● EXERCISE BRIEF:
Copy every record below, exactly as written.

Extracted data entries:
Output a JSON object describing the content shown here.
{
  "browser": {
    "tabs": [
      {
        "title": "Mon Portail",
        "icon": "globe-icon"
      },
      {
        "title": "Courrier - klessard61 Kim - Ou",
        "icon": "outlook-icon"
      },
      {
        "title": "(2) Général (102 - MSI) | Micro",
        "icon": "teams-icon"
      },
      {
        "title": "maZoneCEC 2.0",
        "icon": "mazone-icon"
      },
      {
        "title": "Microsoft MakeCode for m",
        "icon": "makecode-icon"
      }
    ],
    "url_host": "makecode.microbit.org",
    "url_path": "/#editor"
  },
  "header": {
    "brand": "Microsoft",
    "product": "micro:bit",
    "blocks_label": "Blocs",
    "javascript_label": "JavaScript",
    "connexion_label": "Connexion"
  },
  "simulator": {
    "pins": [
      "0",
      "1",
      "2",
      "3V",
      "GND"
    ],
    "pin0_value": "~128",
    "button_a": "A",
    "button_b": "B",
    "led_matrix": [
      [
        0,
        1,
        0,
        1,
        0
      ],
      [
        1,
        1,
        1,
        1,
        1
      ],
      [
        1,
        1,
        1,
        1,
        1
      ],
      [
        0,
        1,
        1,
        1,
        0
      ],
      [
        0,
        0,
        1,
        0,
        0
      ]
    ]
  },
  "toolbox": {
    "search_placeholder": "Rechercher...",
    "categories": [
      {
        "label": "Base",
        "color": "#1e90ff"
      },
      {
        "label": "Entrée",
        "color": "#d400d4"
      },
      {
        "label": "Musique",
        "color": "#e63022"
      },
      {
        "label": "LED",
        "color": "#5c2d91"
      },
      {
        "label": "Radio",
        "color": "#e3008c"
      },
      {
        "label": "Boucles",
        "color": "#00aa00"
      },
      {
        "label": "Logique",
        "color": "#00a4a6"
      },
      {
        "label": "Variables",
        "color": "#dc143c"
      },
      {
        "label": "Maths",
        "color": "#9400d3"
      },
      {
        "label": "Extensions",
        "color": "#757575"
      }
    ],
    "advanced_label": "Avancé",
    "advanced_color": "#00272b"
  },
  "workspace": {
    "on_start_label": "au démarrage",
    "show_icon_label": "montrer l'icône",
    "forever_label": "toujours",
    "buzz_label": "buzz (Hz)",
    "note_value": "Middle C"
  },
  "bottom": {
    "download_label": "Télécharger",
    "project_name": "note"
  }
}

● PROBLEM SOLUTION:
Output a JSON object describing the content shown here.
{
  "browser": {
    "tabs": [
      {
        "title": "Mon Portail",
        "icon": "globe-icon"
      },
      {
        "title": "Courrier - klessard61 Kim - Ou",
        "icon": "outlook-icon"
      },
      {
        "title": "(2) Général (102 - MSI) | Micro",
        "icon": "teams-icon"
      },
      {
        "title": "maZoneCEC 2.0",
        "icon": "mazone-icon"
      },
      {
        "title": "Microsoft MakeCode for m",
        "icon": "makecode-icon"
      }
    ],
    "url_host": "makecode.microbit.org",
    "url_path": "/#editor"
  },
  "header": {
    "brand": "Microsoft",
    "product": "micro:bit",
    "blocks_label": "Blocs",
    "javascript_label": "JavaScript",
    "connexion_label": "Connexion"
  },
  "simulator": {
    "pins": [
      "0",
      "1",
      "2",
      "3V",
      "GND"
    ],
    "pin0_value": "~128",
    "button_a": "A",
    "button_b": "B",
    "led_matrix": [
      [
        0,
        1,
        0,
        1,
        0
      ],
      [
        1,
        1,
        1,
        1,
        1
      ],
      [
        1,
        1,
        1,
        1,
        1
      ],
      [
        0,
        1,
        1,
        1,
        0
      ],
      [
        0,
        0,
        1,
        0,
        0
      ]
    ]
  },
  "toolbox": {
    "search_placeholder": "Rechercher...",
    "categories": [
      {
        "label": "Base",
        "color": "#1e90ff"
      },
      {
        "label": "Entrée",
        "color": "#d400d4"
      },
      {
        "label": "Musique",
        "color": "#e63022"
      },
      {
        "label": "LED",
        "color": "#5c2d91"
      },
      {
        "label": "Radio",
        "color": "#e3008c"
      },
      {
        "label": "Boucles",
        "color": "#00aa00"
      },
      {
        "label": "Logique",
        "color": "#00a4a6"
      },
      {
        "label": "Variables",
        "color": "#dc143c"
      },
      {
        "label": "Maths",
        "color": "#9400d3"
      },
      {
        "label": "Extensions",
        "color": "#757575"
      }
    ],
    "advanced_label": "Avancé",
    "advanced_color": "#00272b"
  },
  "workspace": {
    "on_start_label": "au démarrage",
    "show_icon_label": "montrer l'icône",
    "forever_label": "toujours",
    "buzz_label": "buzz (Hz)",
    "note_value": "Middle C"
  },
  "bottom": {
    "download_label": "Télécharger",
    "project_name": "note"
  }
}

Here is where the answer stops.